THE TASK
Pull out each line of the records holding the string "ylabel".

MATERIAL PROVIDED
____________________
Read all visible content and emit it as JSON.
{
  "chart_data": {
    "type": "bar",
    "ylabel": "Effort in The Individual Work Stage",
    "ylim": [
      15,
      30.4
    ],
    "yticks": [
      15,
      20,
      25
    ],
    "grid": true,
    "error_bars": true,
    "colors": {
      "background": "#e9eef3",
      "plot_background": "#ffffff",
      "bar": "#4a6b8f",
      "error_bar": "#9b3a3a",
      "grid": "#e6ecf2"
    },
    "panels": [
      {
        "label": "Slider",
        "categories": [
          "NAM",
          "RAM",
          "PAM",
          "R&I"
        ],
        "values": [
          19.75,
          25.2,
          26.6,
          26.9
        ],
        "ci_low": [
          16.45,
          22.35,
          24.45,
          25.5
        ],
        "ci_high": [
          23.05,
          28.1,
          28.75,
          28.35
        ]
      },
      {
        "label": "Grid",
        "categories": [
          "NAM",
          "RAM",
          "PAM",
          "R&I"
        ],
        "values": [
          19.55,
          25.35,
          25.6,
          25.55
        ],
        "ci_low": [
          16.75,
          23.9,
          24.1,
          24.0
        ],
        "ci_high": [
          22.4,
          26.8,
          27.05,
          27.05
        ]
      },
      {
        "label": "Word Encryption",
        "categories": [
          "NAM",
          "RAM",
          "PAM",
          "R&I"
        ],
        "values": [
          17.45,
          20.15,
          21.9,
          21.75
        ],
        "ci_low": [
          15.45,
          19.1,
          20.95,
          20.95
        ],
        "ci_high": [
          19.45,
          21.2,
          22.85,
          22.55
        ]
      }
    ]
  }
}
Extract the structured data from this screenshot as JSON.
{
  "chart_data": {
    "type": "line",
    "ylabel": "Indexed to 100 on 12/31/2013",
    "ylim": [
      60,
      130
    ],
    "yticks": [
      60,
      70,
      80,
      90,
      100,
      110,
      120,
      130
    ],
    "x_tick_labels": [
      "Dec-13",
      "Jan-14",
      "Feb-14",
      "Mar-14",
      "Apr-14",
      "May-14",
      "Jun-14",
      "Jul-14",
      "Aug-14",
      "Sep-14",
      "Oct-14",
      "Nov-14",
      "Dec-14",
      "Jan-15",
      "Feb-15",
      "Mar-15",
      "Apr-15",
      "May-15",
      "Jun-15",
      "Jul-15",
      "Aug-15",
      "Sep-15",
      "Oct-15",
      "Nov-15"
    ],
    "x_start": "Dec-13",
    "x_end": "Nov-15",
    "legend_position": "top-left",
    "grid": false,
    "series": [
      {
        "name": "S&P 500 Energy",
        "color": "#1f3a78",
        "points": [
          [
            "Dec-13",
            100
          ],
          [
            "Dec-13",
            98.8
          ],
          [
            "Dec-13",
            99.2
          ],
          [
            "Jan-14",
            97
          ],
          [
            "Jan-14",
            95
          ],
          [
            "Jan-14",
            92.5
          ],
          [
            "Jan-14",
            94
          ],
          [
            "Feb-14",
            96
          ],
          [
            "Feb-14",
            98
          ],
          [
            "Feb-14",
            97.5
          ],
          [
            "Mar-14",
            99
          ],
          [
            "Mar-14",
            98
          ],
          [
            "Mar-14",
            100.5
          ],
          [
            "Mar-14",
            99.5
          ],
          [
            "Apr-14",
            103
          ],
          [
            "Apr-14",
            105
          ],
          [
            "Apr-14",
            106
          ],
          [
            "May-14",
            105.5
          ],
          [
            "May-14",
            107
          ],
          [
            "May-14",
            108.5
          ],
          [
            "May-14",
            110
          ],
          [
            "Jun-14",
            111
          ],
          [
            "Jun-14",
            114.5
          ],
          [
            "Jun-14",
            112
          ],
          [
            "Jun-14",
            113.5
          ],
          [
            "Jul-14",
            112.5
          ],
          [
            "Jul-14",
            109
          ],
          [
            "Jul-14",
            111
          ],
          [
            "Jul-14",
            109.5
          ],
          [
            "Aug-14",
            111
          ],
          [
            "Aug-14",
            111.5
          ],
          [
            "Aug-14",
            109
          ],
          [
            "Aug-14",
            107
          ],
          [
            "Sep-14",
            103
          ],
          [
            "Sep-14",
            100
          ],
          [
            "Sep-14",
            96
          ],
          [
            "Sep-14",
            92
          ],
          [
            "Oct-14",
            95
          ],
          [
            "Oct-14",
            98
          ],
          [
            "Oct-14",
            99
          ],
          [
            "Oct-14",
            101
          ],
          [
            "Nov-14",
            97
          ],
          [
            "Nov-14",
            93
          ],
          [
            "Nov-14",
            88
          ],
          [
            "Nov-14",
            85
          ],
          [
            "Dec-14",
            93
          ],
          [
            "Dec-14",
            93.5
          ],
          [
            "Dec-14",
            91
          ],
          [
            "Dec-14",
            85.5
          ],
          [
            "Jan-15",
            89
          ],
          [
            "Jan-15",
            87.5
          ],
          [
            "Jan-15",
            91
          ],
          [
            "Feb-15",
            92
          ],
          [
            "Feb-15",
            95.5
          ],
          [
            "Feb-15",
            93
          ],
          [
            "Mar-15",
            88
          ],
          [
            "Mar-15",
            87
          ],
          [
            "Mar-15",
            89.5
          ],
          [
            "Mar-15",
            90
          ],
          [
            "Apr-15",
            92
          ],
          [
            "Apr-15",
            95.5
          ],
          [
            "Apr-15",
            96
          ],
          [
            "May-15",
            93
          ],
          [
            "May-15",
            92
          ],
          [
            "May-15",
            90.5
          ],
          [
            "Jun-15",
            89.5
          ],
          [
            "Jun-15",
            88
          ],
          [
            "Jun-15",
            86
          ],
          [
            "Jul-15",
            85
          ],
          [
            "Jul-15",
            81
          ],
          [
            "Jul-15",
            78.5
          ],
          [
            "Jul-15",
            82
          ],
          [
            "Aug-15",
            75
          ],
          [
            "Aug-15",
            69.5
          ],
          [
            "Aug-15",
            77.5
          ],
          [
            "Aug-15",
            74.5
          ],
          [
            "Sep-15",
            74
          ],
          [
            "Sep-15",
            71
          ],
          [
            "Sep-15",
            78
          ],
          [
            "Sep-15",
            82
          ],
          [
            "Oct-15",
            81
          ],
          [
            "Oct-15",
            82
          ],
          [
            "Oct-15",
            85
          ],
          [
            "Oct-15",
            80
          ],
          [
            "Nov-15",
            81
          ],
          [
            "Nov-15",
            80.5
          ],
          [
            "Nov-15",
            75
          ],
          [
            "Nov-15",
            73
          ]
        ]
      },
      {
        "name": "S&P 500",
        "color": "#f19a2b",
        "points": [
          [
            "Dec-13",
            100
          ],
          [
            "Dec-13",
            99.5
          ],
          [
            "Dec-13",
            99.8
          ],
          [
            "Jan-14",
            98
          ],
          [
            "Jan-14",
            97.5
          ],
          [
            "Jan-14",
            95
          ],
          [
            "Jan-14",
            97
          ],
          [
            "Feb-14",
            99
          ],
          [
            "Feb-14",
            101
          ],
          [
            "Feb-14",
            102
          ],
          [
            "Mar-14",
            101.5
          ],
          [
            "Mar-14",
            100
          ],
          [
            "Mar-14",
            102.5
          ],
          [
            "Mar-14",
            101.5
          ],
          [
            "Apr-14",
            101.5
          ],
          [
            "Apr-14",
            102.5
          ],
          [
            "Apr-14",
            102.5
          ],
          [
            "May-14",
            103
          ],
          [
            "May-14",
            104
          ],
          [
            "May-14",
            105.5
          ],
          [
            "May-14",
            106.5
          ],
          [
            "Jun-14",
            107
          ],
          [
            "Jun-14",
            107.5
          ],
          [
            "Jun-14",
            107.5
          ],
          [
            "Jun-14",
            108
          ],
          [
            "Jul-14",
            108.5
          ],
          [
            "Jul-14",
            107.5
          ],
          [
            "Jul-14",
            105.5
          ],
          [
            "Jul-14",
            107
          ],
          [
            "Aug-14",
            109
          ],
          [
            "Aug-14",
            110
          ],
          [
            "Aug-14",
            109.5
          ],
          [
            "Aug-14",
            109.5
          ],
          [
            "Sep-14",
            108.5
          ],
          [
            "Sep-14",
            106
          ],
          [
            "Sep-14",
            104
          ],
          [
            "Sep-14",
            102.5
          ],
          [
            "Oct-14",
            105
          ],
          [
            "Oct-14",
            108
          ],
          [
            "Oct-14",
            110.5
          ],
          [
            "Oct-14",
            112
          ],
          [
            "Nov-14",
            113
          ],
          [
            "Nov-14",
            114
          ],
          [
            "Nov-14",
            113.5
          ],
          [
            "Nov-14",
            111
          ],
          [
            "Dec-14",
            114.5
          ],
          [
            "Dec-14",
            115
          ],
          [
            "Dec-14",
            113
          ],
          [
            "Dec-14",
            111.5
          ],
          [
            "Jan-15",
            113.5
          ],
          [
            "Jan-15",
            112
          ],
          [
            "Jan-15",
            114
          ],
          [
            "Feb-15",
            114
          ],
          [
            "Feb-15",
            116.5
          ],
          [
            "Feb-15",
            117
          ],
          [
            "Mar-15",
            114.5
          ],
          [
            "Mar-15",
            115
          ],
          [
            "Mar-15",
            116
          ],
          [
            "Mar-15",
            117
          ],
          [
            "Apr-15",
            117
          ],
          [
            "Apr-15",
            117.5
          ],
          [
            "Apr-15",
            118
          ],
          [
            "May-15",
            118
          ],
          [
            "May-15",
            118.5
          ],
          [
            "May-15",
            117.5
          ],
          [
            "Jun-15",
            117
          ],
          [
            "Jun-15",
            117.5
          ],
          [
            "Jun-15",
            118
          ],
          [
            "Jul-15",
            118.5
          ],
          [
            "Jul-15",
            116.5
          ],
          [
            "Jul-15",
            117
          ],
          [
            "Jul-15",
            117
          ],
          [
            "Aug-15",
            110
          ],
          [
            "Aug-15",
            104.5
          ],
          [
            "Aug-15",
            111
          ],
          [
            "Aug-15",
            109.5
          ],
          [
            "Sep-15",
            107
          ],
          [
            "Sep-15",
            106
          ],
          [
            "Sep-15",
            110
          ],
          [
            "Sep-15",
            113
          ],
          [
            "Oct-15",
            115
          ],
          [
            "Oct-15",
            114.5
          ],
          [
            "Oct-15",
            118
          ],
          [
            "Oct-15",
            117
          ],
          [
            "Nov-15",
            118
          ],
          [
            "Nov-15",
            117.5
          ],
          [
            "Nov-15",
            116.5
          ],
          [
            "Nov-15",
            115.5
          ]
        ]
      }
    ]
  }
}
____________________
TASK OUTPUT
    "ylabel": "Effort in The Individual Work Stage",
    "ylabel": "Indexed to 100 on 12/31/2013",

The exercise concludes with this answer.